Extracted records:
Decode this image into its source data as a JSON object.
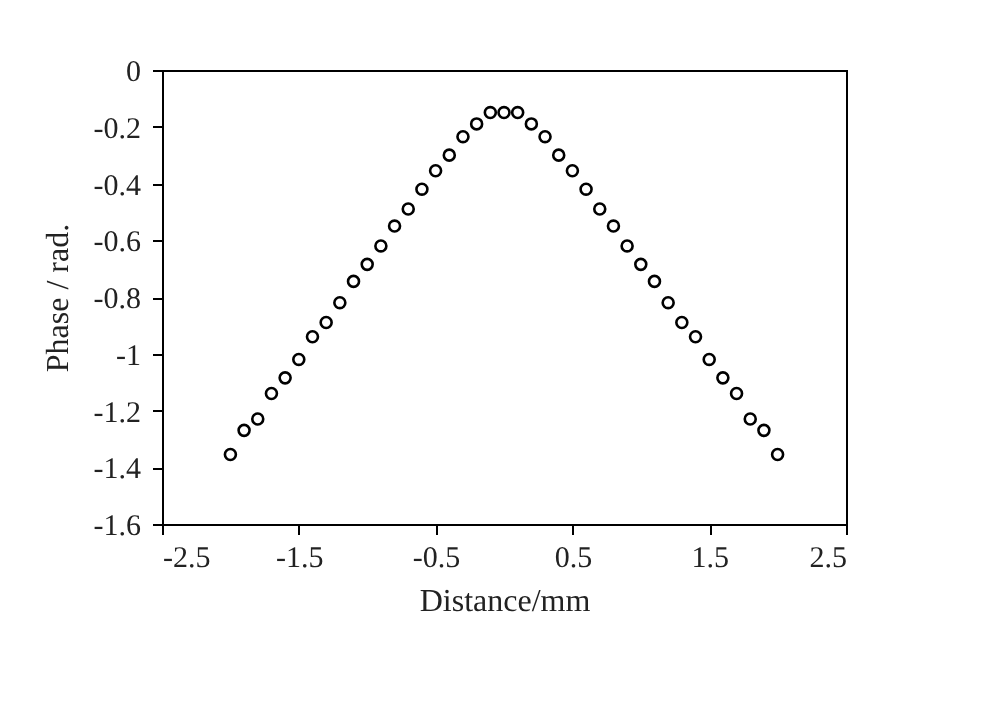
{
  "chart_data": {
    "type": "scatter",
    "xlabel": "Distance/mm",
    "ylabel": "Phase / rad.",
    "x": [
      -2,
      -1.9,
      -1.8,
      -1.7,
      -1.6,
      -1.5,
      -1.4,
      -1.3,
      -1.2,
      -1.1,
      -1,
      -0.9,
      -0.8,
      -0.7,
      -0.6,
      -0.5,
      -0.4,
      -0.3,
      -0.2,
      -0.1,
      0,
      0.1,
      0.2,
      0.3,
      0.4,
      0.5,
      0.6,
      0.7,
      0.8,
      0.9,
      1,
      1.1,
      1.2,
      1.3,
      1.4,
      1.5,
      1.6,
      1.7,
      1.8,
      1.9,
      2
    ],
    "series": [
      {
        "color": "#000000",
        "values": [
          -1.355,
          -1.27,
          -1.23,
          -1.14,
          -1.085,
          -1.02,
          -0.94,
          -0.89,
          -0.82,
          -0.745,
          -0.685,
          -0.62,
          -0.55,
          -0.49,
          -0.42,
          -0.355,
          -0.3,
          -0.235,
          -0.19,
          -0.15,
          -0.15,
          -0.15,
          -0.19,
          -0.235,
          -0.3,
          -0.355,
          -0.42,
          -0.49,
          -0.55,
          -0.62,
          -0.685,
          -0.745,
          -0.82,
          -0.89,
          -0.94,
          -1.02,
          -1.085,
          -1.14,
          -1.23,
          -1.27,
          -1.355
        ]
      }
    ],
    "xlim": [
      -2.5,
      2.5
    ],
    "xticks": [
      -2.5,
      -1.5,
      -0.5,
      0.5,
      1.5,
      2.5
    ],
    "ylim": [
      -1.6,
      0
    ],
    "yticks": [
      -1.6,
      -1.4,
      -1.2,
      -1,
      -0.8,
      -0.6,
      -0.4,
      -0.2,
      0
    ],
    "marker": "circle",
    "grid": false
  }
}
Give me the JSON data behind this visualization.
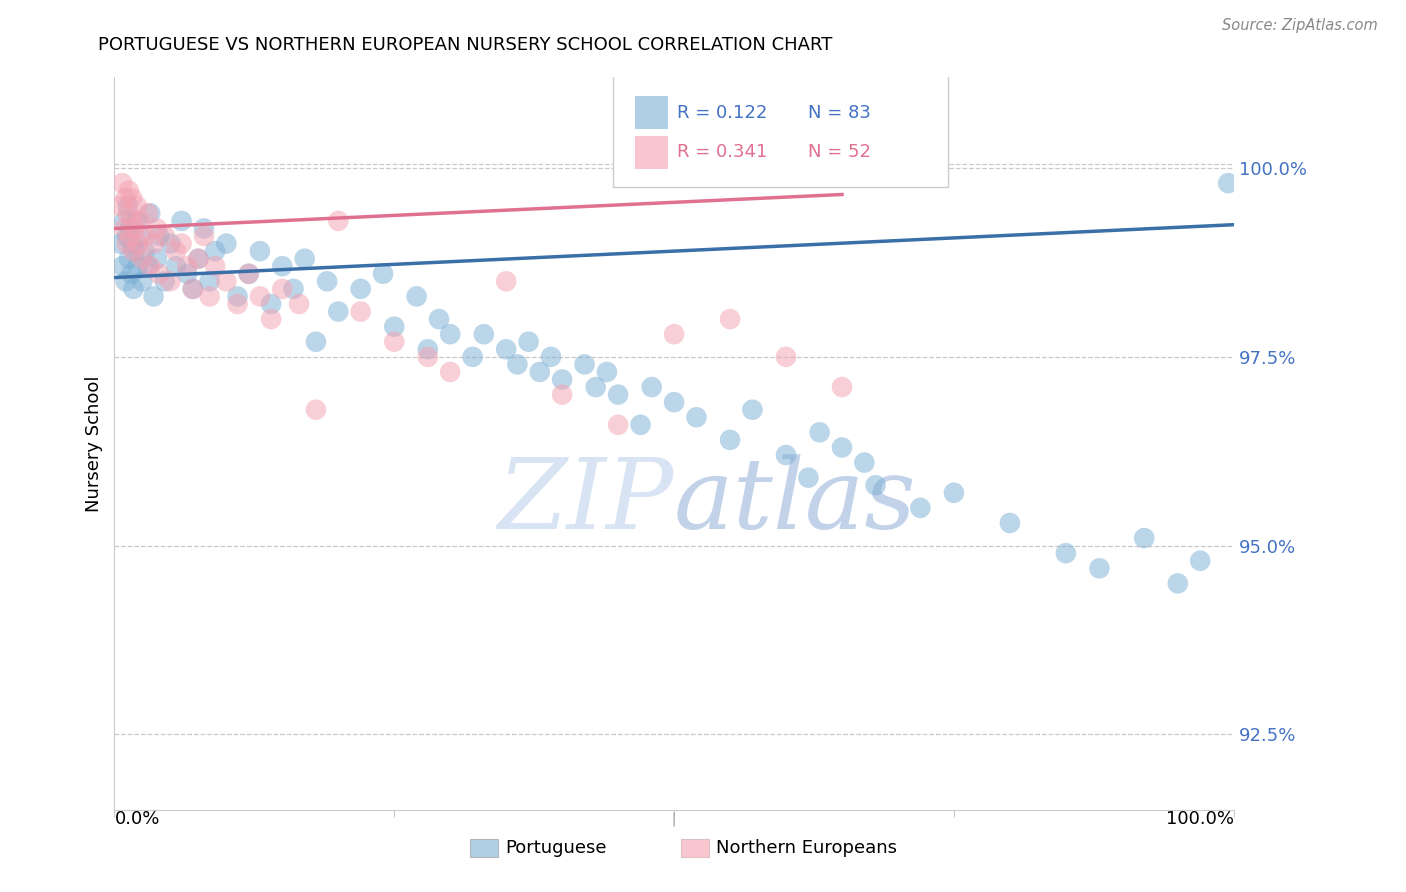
{
  "title": "PORTUGUESE VS NORTHERN EUROPEAN NURSERY SCHOOL CORRELATION CHART",
  "source": "Source: ZipAtlas.com",
  "ylabel": "Nursery School",
  "legend_blue_r": "0.122",
  "legend_blue_n": "83",
  "legend_pink_r": "0.341",
  "legend_pink_n": "52",
  "legend_blue_label": "Portuguese",
  "legend_pink_label": "Northern Europeans",
  "watermark_zip": "ZIP",
  "watermark_atlas": "atlas",
  "xlim": [
    0,
    100
  ],
  "ylim": [
    91.5,
    101.2
  ],
  "yticks": [
    92.5,
    95.0,
    97.5,
    100.0
  ],
  "ytick_labels": [
    "92.5%",
    "95.0%",
    "97.5%",
    "100.0%"
  ],
  "blue_color": "#7BAFD4",
  "pink_color": "#F4A0B0",
  "blue_line_color": "#3B6FA8",
  "pink_line_color": "#E07090",
  "blue_points_x": [
    0.5,
    0.7,
    0.9,
    1.0,
    1.1,
    1.2,
    1.3,
    1.4,
    1.5,
    1.6,
    1.7,
    1.8,
    2.0,
    2.1,
    2.3,
    2.5,
    2.7,
    3.0,
    3.2,
    3.5,
    3.8,
    4.0,
    4.5,
    5.0,
    5.5,
    6.0,
    6.5,
    7.0,
    7.5,
    8.0,
    8.5,
    9.0,
    10.0,
    11.0,
    12.0,
    13.0,
    14.0,
    15.0,
    16.0,
    17.0,
    18.0,
    19.0,
    20.0,
    22.0,
    24.0,
    25.0,
    27.0,
    28.0,
    29.0,
    30.0,
    32.0,
    33.0,
    35.0,
    36.0,
    37.0,
    38.0,
    39.0,
    40.0,
    42.0,
    43.0,
    44.0,
    45.0,
    47.0,
    48.0,
    50.0,
    52.0,
    55.0,
    57.0,
    60.0,
    62.0,
    63.0,
    65.0,
    67.0,
    68.0,
    72.0,
    75.0,
    80.0,
    85.0,
    88.0,
    92.0,
    95.0,
    97.0,
    99.5
  ],
  "blue_points_y": [
    99.0,
    98.7,
    99.3,
    98.5,
    99.1,
    99.5,
    98.8,
    99.2,
    98.6,
    99.0,
    98.4,
    98.9,
    99.3,
    98.7,
    99.1,
    98.5,
    98.9,
    98.7,
    99.4,
    98.3,
    98.8,
    99.1,
    98.5,
    99.0,
    98.7,
    99.3,
    98.6,
    98.4,
    98.8,
    99.2,
    98.5,
    98.9,
    99.0,
    98.3,
    98.6,
    98.9,
    98.2,
    98.7,
    98.4,
    98.8,
    97.7,
    98.5,
    98.1,
    98.4,
    98.6,
    97.9,
    98.3,
    97.6,
    98.0,
    97.8,
    97.5,
    97.8,
    97.6,
    97.4,
    97.7,
    97.3,
    97.5,
    97.2,
    97.4,
    97.1,
    97.3,
    97.0,
    96.6,
    97.1,
    96.9,
    96.7,
    96.4,
    96.8,
    96.2,
    95.9,
    96.5,
    96.3,
    96.1,
    95.8,
    95.5,
    95.7,
    95.3,
    94.9,
    94.7,
    95.1,
    94.5,
    94.8,
    99.8
  ],
  "pink_points_x": [
    0.5,
    0.7,
    0.9,
    1.0,
    1.1,
    1.2,
    1.3,
    1.4,
    1.5,
    1.6,
    1.7,
    1.8,
    2.0,
    2.1,
    2.3,
    2.5,
    2.7,
    3.0,
    3.2,
    3.5,
    3.8,
    4.0,
    4.5,
    5.0,
    5.5,
    6.0,
    6.5,
    7.0,
    7.5,
    8.0,
    8.5,
    9.0,
    10.0,
    11.0,
    12.0,
    13.0,
    14.0,
    15.0,
    16.5,
    18.0,
    20.0,
    22.0,
    25.0,
    28.0,
    30.0,
    35.0,
    40.0,
    45.0,
    50.0,
    55.0,
    60.0,
    65.0
  ],
  "pink_points_y": [
    99.5,
    99.8,
    99.2,
    99.6,
    99.0,
    99.4,
    99.7,
    99.1,
    99.3,
    99.6,
    98.9,
    99.2,
    99.5,
    99.0,
    99.3,
    98.8,
    99.1,
    99.4,
    98.7,
    99.0,
    99.2,
    98.6,
    99.1,
    98.5,
    98.9,
    99.0,
    98.7,
    98.4,
    98.8,
    99.1,
    98.3,
    98.7,
    98.5,
    98.2,
    98.6,
    98.3,
    98.0,
    98.4,
    98.2,
    96.8,
    99.3,
    98.1,
    97.7,
    97.5,
    97.3,
    98.5,
    97.0,
    96.6,
    97.8,
    98.0,
    97.5,
    97.1
  ],
  "blue_trend_x": [
    0,
    100
  ],
  "blue_trend_y": [
    98.55,
    99.25
  ],
  "pink_trend_x": [
    0,
    65
  ],
  "pink_trend_y": [
    99.2,
    99.65
  ]
}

> _Task requirements_
Copy everything in the records above except the pictures, exactly as written.

> _Answer_
Decode this image into its source data as a JSON object.
{
  "chart_data": {
    "type": "scatter",
    "xlabel": "Distance/mm",
    "ylabel": "Phase / rad.",
    "x": [
      -2,
      -1.9,
      -1.8,
      -1.7,
      -1.6,
      -1.5,
      -1.4,
      -1.3,
      -1.2,
      -1.1,
      -1,
      -0.9,
      -0.8,
      -0.7,
      -0.6,
      -0.5,
      -0.4,
      -0.3,
      -0.2,
      -0.1,
      0,
      0.1,
      0.2,
      0.3,
      0.4,
      0.5,
      0.6,
      0.7,
      0.8,
      0.9,
      1,
      1.1,
      1.2,
      1.3,
      1.4,
      1.5,
      1.6,
      1.7,
      1.8,
      1.9,
      2
    ],
    "series": [
      {
        "color": "#000000",
        "values": [
          -1.355,
          -1.27,
          -1.23,
          -1.14,
          -1.085,
          -1.02,
          -0.94,
          -0.89,
          -0.82,
          -0.745,
          -0.685,
          -0.62,
          -0.55,
          -0.49,
          -0.42,
          -0.355,
          -0.3,
          -0.235,
          -0.19,
          -0.15,
          -0.15,
          -0.15,
          -0.19,
          -0.235,
          -0.3,
          -0.355,
          -0.42,
          -0.49,
          -0.55,
          -0.62,
          -0.685,
          -0.745,
          -0.82,
          -0.89,
          -0.94,
          -1.02,
          -1.085,
          -1.14,
          -1.23,
          -1.27,
          -1.355
        ]
      }
    ],
    "xlim": [
      -2.5,
      2.5
    ],
    "xticks": [
      -2.5,
      -1.5,
      -0.5,
      0.5,
      1.5,
      2.5
    ],
    "ylim": [
      -1.6,
      0
    ],
    "yticks": [
      -1.6,
      -1.4,
      -1.2,
      -1,
      -0.8,
      -0.6,
      -0.4,
      -0.2,
      0
    ],
    "marker": "circle",
    "grid": false
  }
}
Give me the JSON data behind this visualization.
{
  "title": "PORTUGUESE VS NORTHERN EUROPEAN NURSERY SCHOOL CORRELATION CHART",
  "source": "Source: ZipAtlas.com",
  "ylabel": "Nursery School",
  "legend_blue_r": "0.122",
  "legend_blue_n": "83",
  "legend_pink_r": "0.341",
  "legend_pink_n": "52",
  "legend_blue_label": "Portuguese",
  "legend_pink_label": "Northern Europeans",
  "watermark_zip": "ZIP",
  "watermark_atlas": "atlas",
  "xlim": [
    0,
    100
  ],
  "ylim": [
    91.5,
    101.2
  ],
  "yticks": [
    92.5,
    95.0,
    97.5,
    100.0
  ],
  "ytick_labels": [
    "92.5%",
    "95.0%",
    "97.5%",
    "100.0%"
  ],
  "blue_color": "#7BAFD4",
  "pink_color": "#F4A0B0",
  "blue_line_color": "#3B6FA8",
  "pink_line_color": "#E07090",
  "blue_points_x": [
    0.5,
    0.7,
    0.9,
    1.0,
    1.1,
    1.2,
    1.3,
    1.4,
    1.5,
    1.6,
    1.7,
    1.8,
    2.0,
    2.1,
    2.3,
    2.5,
    2.7,
    3.0,
    3.2,
    3.5,
    3.8,
    4.0,
    4.5,
    5.0,
    5.5,
    6.0,
    6.5,
    7.0,
    7.5,
    8.0,
    8.5,
    9.0,
    10.0,
    11.0,
    12.0,
    13.0,
    14.0,
    15.0,
    16.0,
    17.0,
    18.0,
    19.0,
    20.0,
    22.0,
    24.0,
    25.0,
    27.0,
    28.0,
    29.0,
    30.0,
    32.0,
    33.0,
    35.0,
    36.0,
    37.0,
    38.0,
    39.0,
    40.0,
    42.0,
    43.0,
    44.0,
    45.0,
    47.0,
    48.0,
    50.0,
    52.0,
    55.0,
    57.0,
    60.0,
    62.0,
    63.0,
    65.0,
    67.0,
    68.0,
    72.0,
    75.0,
    80.0,
    85.0,
    88.0,
    92.0,
    95.0,
    97.0,
    99.5
  ],
  "blue_points_y": [
    99.0,
    98.7,
    99.3,
    98.5,
    99.1,
    99.5,
    98.8,
    99.2,
    98.6,
    99.0,
    98.4,
    98.9,
    99.3,
    98.7,
    99.1,
    98.5,
    98.9,
    98.7,
    99.4,
    98.3,
    98.8,
    99.1,
    98.5,
    99.0,
    98.7,
    99.3,
    98.6,
    98.4,
    98.8,
    99.2,
    98.5,
    98.9,
    99.0,
    98.3,
    98.6,
    98.9,
    98.2,
    98.7,
    98.4,
    98.8,
    97.7,
    98.5,
    98.1,
    98.4,
    98.6,
    97.9,
    98.3,
    97.6,
    98.0,
    97.8,
    97.5,
    97.8,
    97.6,
    97.4,
    97.7,
    97.3,
    97.5,
    97.2,
    97.4,
    97.1,
    97.3,
    97.0,
    96.6,
    97.1,
    96.9,
    96.7,
    96.4,
    96.8,
    96.2,
    95.9,
    96.5,
    96.3,
    96.1,
    95.8,
    95.5,
    95.7,
    95.3,
    94.9,
    94.7,
    95.1,
    94.5,
    94.8,
    99.8
  ],
  "pink_points_x": [
    0.5,
    0.7,
    0.9,
    1.0,
    1.1,
    1.2,
    1.3,
    1.4,
    1.5,
    1.6,
    1.7,
    1.8,
    2.0,
    2.1,
    2.3,
    2.5,
    2.7,
    3.0,
    3.2,
    3.5,
    3.8,
    4.0,
    4.5,
    5.0,
    5.5,
    6.0,
    6.5,
    7.0,
    7.5,
    8.0,
    8.5,
    9.0,
    10.0,
    11.0,
    12.0,
    13.0,
    14.0,
    15.0,
    16.5,
    18.0,
    20.0,
    22.0,
    25.0,
    28.0,
    30.0,
    35.0,
    40.0,
    45.0,
    50.0,
    55.0,
    60.0,
    65.0
  ],
  "pink_points_y": [
    99.5,
    99.8,
    99.2,
    99.6,
    99.0,
    99.4,
    99.7,
    99.1,
    99.3,
    99.6,
    98.9,
    99.2,
    99.5,
    99.0,
    99.3,
    98.8,
    99.1,
    99.4,
    98.7,
    99.0,
    99.2,
    98.6,
    99.1,
    98.5,
    98.9,
    99.0,
    98.7,
    98.4,
    98.8,
    99.1,
    98.3,
    98.7,
    98.5,
    98.2,
    98.6,
    98.3,
    98.0,
    98.4,
    98.2,
    96.8,
    99.3,
    98.1,
    97.7,
    97.5,
    97.3,
    98.5,
    97.0,
    96.6,
    97.8,
    98.0,
    97.5,
    97.1
  ],
  "blue_trend_x": [
    0,
    100
  ],
  "blue_trend_y": [
    98.55,
    99.25
  ],
  "pink_trend_x": [
    0,
    65
  ],
  "pink_trend_y": [
    99.2,
    99.65
  ]
}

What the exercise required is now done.